EXTRACT TO READ:

Thirty-one (52%) patients received a dose of intravenous TCZ; 24 (77%) were male, mean age of 63 (SD: 14.3) years (range: 29–85), a mean time of progression of symptoms upon admission of 9.7 (SD: 6.8) days and of admission of 11 (3.8) days (Fig. 2).

Figure 2.

Percentage of patients admitted to the ICU, according to the treatment received. (BARI: baricitinib. TCZ: tocilizumab).

(0.1MB).

Twenty (65%) patients received a dose of TCZ monotherapy (Group 2). The PaO2/FiO2 average previous receive TCZ and at discharge was: 221 (114.9) vs 222 (150.9). Thirteen (65%) patients required ICU and 4 (20%) died, in the first 15 days of admission there were no differences between the BARI and TCZ groups in monotherapy, except in the RR at discharge (Table 1).

Eleven (18%) patients received TCZ and BARI (Group 3). The PaO2/FiO2 average prior to receiving TCZ and at discharge was: 224 (103) vs 188 (136). Three (27%) patients required ICU and died, two of them in the first 15 days of admission (Table 1).

[Page segmentation data]
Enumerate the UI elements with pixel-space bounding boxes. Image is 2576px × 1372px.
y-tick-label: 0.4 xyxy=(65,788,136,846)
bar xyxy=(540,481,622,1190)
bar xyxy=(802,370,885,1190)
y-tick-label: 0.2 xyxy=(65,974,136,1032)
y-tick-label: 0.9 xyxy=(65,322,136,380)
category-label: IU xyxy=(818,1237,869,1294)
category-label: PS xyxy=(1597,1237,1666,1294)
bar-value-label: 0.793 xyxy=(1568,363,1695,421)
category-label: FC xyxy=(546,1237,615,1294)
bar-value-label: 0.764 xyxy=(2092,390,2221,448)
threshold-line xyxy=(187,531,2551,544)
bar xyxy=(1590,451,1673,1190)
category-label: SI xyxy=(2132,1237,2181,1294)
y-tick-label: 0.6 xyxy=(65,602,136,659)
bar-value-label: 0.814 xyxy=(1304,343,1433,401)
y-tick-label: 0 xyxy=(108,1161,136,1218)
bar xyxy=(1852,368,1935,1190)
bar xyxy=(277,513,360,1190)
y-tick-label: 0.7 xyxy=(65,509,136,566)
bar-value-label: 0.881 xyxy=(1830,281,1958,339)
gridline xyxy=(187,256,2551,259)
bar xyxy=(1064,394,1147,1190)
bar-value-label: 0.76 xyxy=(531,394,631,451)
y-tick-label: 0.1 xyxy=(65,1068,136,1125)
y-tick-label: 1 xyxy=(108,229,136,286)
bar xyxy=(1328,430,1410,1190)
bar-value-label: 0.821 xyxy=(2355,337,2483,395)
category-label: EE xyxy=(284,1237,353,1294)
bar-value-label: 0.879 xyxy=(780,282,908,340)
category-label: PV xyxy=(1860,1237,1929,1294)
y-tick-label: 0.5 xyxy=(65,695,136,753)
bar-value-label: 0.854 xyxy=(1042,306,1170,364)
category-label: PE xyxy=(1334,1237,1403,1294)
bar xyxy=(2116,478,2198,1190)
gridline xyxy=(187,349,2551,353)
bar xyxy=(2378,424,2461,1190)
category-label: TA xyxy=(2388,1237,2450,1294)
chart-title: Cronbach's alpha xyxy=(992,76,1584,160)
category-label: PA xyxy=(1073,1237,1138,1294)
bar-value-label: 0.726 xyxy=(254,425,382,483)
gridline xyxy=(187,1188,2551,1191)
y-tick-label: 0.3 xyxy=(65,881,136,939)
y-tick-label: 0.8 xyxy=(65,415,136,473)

AIM OF THE TASK: Could you extend the passage on patients treated with tocilizumab and baricitinib, starting right after its final sentence?

RESULT FOR THIS EXERCISE:
When comparing the 31 patients who received TCZ to the 29 (48%) patients who had not, the group receiving TCZ at admission was younger: 63 (SD: 14) years vs 71 (SD: 14) years (p<0.05), had higher temperature: 37.9°C (SD: 0.9) vs 37.1°C (SD: 1) (p<0.05), were treated shorter time with BARI: 2.8 (SD: 2.5) vs 6 (2.6) days (p<0.0001) in patients treated with BARI monotherapy (Fig. 1); and before starting BARI, had lower PaO2/FiO2 (108.5 [67.7] vs 165 [66.0], p=0.06).

Patients not treated with Baricitinib or Tocilizumab

In the group of 17 (28%) patients who did not receive any of the anti-cytokine drugs (Group 4), 11 (65%) were male, mean age of 71.8 (SD: 14.8) years (range: 41–91; 76% >70 years old), a mean time of progression from symptoms upon admission of 6.1 (SD: 4.8) days, and of admission of 9.1 (2.5) days. The PaO2/FiO2 average at admission and at discharge was: 319 (193.8) vs 330 (183). None of the patients required ICU admission. However, 6 (35%) patients died, 3 (50%) of them in the first 15 days of admission (Table 1).

When comparing the patients of this group to patients who received BARI monotherapy, patients treated with BARI had a significantly higher LDH level upon admission (555 [SD: 221.5] vs 316 [SD: 165], p<0.01) and at discharge (512 [SD: 314.7] vs 278 [SD: 109.3]), p<0.05), and lower PaO2/FiO2 level upon admission (167 [SD: 82.3] vs 276 [SD: 83.2], p<0.01) and at discharge (214 [SD: 74.3] vs 330 [SD: 183], p<0.05). In both groups, none of the patients required admission to the ICU (Table 1).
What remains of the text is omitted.